=== Do this ===
Print all entries word for word.

------ The input

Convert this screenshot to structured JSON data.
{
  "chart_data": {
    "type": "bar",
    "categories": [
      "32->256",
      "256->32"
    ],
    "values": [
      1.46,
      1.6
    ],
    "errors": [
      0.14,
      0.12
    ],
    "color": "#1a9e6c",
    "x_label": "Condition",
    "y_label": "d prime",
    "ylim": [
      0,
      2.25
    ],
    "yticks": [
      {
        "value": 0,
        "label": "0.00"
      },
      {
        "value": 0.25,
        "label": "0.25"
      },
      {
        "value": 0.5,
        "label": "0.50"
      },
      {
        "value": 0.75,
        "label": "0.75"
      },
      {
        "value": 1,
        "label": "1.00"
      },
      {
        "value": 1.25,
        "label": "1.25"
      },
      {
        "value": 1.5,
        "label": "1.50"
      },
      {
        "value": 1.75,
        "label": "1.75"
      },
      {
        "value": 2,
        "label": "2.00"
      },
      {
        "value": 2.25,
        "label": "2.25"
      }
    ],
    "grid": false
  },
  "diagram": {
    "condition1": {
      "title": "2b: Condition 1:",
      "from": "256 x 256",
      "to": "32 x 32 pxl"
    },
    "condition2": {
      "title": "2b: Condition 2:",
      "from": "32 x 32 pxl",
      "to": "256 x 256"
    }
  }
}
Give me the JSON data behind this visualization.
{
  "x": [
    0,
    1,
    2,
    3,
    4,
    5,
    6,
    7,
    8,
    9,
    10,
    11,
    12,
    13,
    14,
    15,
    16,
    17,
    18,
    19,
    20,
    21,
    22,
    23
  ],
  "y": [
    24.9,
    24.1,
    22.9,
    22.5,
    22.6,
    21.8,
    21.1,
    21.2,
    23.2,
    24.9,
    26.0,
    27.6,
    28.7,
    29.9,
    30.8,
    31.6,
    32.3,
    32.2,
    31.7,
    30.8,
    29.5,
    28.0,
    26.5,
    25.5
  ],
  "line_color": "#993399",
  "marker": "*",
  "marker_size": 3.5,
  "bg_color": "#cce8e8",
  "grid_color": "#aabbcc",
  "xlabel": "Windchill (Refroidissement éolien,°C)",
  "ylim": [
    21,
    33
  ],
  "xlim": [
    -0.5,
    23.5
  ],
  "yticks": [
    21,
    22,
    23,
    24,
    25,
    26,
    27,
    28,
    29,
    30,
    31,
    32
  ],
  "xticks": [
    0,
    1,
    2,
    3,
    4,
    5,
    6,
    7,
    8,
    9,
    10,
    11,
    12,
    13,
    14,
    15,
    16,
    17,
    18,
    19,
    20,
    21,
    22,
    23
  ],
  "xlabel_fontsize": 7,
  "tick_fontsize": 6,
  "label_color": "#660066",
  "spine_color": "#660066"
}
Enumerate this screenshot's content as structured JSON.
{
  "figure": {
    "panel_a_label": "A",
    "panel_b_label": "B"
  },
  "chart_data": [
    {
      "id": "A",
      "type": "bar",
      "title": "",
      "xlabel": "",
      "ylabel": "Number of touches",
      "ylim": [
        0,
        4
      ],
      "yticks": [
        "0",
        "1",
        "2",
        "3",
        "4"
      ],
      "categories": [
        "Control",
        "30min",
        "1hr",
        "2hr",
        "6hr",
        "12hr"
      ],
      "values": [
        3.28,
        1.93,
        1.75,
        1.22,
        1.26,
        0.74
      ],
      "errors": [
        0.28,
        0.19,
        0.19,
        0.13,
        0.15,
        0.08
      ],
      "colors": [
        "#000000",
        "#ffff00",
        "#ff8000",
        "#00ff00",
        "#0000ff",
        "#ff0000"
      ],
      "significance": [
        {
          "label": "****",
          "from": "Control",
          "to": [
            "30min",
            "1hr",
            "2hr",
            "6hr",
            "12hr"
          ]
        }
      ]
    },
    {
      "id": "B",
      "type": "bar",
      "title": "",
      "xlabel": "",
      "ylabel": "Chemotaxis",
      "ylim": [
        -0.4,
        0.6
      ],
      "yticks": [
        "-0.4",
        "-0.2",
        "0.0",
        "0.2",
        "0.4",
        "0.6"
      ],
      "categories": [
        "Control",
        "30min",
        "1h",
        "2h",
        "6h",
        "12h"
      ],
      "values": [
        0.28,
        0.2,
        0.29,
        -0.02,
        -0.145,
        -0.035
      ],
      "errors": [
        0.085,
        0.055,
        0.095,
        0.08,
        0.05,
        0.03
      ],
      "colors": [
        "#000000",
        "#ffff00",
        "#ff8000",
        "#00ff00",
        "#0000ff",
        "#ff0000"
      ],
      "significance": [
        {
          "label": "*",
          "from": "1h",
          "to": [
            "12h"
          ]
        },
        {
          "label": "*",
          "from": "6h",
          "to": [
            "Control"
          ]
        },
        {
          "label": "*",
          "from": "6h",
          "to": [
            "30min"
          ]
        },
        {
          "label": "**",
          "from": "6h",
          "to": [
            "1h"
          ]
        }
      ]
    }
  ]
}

------------

=== Full output ===
Convert this screenshot to structured JSON data.
{
  "chart_data": {
    "type": "bar",
    "categories": [
      "32->256",
      "256->32"
    ],
    "values": [
      1.46,
      1.6
    ],
    "errors": [
      0.14,
      0.12
    ],
    "color": "#1a9e6c",
    "x_label": "Condition",
    "y_label": "d prime",
    "ylim": [
      0,
      2.25
    ],
    "yticks": [
      {
        "value": 0,
        "label": "0.00"
      },
      {
        "value": 0.25,
        "label": "0.25"
      },
      {
        "value": 0.5,
        "label": "0.50"
      },
      {
        "value": 0.75,
        "label": "0.75"
      },
      {
        "value": 1,
        "label": "1.00"
      },
      {
        "value": 1.25,
        "label": "1.25"
      },
      {
        "value": 1.5,
        "label": "1.50"
      },
      {
        "value": 1.75,
        "label": "1.75"
      },
      {
        "value": 2,
        "label": "2.00"
      },
      {
        "value": 2.25,
        "label": "2.25"
      }
    ],
    "grid": false
  },
  "diagram": {
    "condition1": {
      "title": "2b: Condition 1:",
      "from": "256 x 256",
      "to": "32 x 32 pxl"
    },
    "condition2": {
      "title": "2b: Condition 2:",
      "from": "32 x 32 pxl",
      "to": "256 x 256"
    }
  }
}
Give me the JSON data behind this visualization.
{
  "x": [
    0,
    1,
    2,
    3,
    4,
    5,
    6,
    7,
    8,
    9,
    10,
    11,
    12,
    13,
    14,
    15,
    16,
    17,
    18,
    19,
    20,
    21,
    22,
    23
  ],
  "y": [
    24.9,
    24.1,
    22.9,
    22.5,
    22.6,
    21.8,
    21.1,
    21.2,
    23.2,
    24.9,
    26.0,
    27.6,
    28.7,
    29.9,
    30.8,
    31.6,
    32.3,
    32.2,
    31.7,
    30.8,
    29.5,
    28.0,
    26.5,
    25.5
  ],
  "line_color": "#993399",
  "marker": "*",
  "marker_size": 3.5,
  "bg_color": "#cce8e8",
  "grid_color": "#aabbcc",
  "xlabel": "Windchill (Refroidissement éolien,°C)",
  "ylim": [
    21,
    33
  ],
  "xlim": [
    -0.5,
    23.5
  ],
  "yticks": [
    21,
    22,
    23,
    24,
    25,
    26,
    27,
    28,
    29,
    30,
    31,
    32
  ],
  "xticks": [
    0,
    1,
    2,
    3,
    4,
    5,
    6,
    7,
    8,
    9,
    10,
    11,
    12,
    13,
    14,
    15,
    16,
    17,
    18,
    19,
    20,
    21,
    22,
    23
  ],
  "xlabel_fontsize": 7,
  "tick_fontsize": 6,
  "label_color": "#660066",
  "spine_color": "#660066"
}
Enumerate this screenshot's content as structured JSON.
{
  "figure": {
    "panel_a_label": "A",
    "panel_b_label": "B"
  },
  "chart_data": [
    {
      "id": "A",
      "type": "bar",
      "title": "",
      "xlabel": "",
      "ylabel": "Number of touches",
      "ylim": [
        0,
        4
      ],
      "yticks": [
        "0",
        "1",
        "2",
        "3",
        "4"
      ],
      "categories": [
        "Control",
        "30min",
        "1hr",
        "2hr",
        "6hr",
        "12hr"
      ],
      "values": [
        3.28,
        1.93,
        1.75,
        1.22,
        1.26,
        0.74
      ],
      "errors": [
        0.28,
        0.19,
        0.19,
        0.13,
        0.15,
        0.08
      ],
      "colors": [
        "#000000",
        "#ffff00",
        "#ff8000",
        "#00ff00",
        "#0000ff",
        "#ff0000"
      ],
      "significance": [
        {
          "label": "****",
          "from": "Control",
          "to": [
            "30min",
            "1hr",
            "2hr",
            "6hr",
            "12hr"
          ]
        }
      ]
    },
    {
      "id": "B",
      "type": "bar",
      "title": "",
      "xlabel": "",
      "ylabel": "Chemotaxis",
      "ylim": [
        -0.4,
        0.6
      ],
      "yticks": [
        "-0.4",
        "-0.2",
        "0.0",
        "0.2",
        "0.4",
        "0.6"
      ],
      "categories": [
        "Control",
        "30min",
        "1h",
        "2h",
        "6h",
        "12h"
      ],
      "values": [
        0.28,
        0.2,
        0.29,
        -0.02,
        -0.145,
        -0.035
      ],
      "errors": [
        0.085,
        0.055,
        0.095,
        0.08,
        0.05,
        0.03
      ],
      "colors": [
        "#000000",
        "#ffff00",
        "#ff8000",
        "#00ff00",
        "#0000ff",
        "#ff0000"
      ],
      "significance": [
        {
          "label": "*",
          "from": "1h",
          "to": [
            "12h"
          ]
        },
        {
          "label": "*",
          "from": "6h",
          "to": [
            "Control"
          ]
        },
        {
          "label": "*",
          "from": "6h",
          "to": [
            "30min"
          ]
        },
        {
          "label": "**",
          "from": "6h",
          "to": [
            "1h"
          ]
        }
      ]
    }
  ]
}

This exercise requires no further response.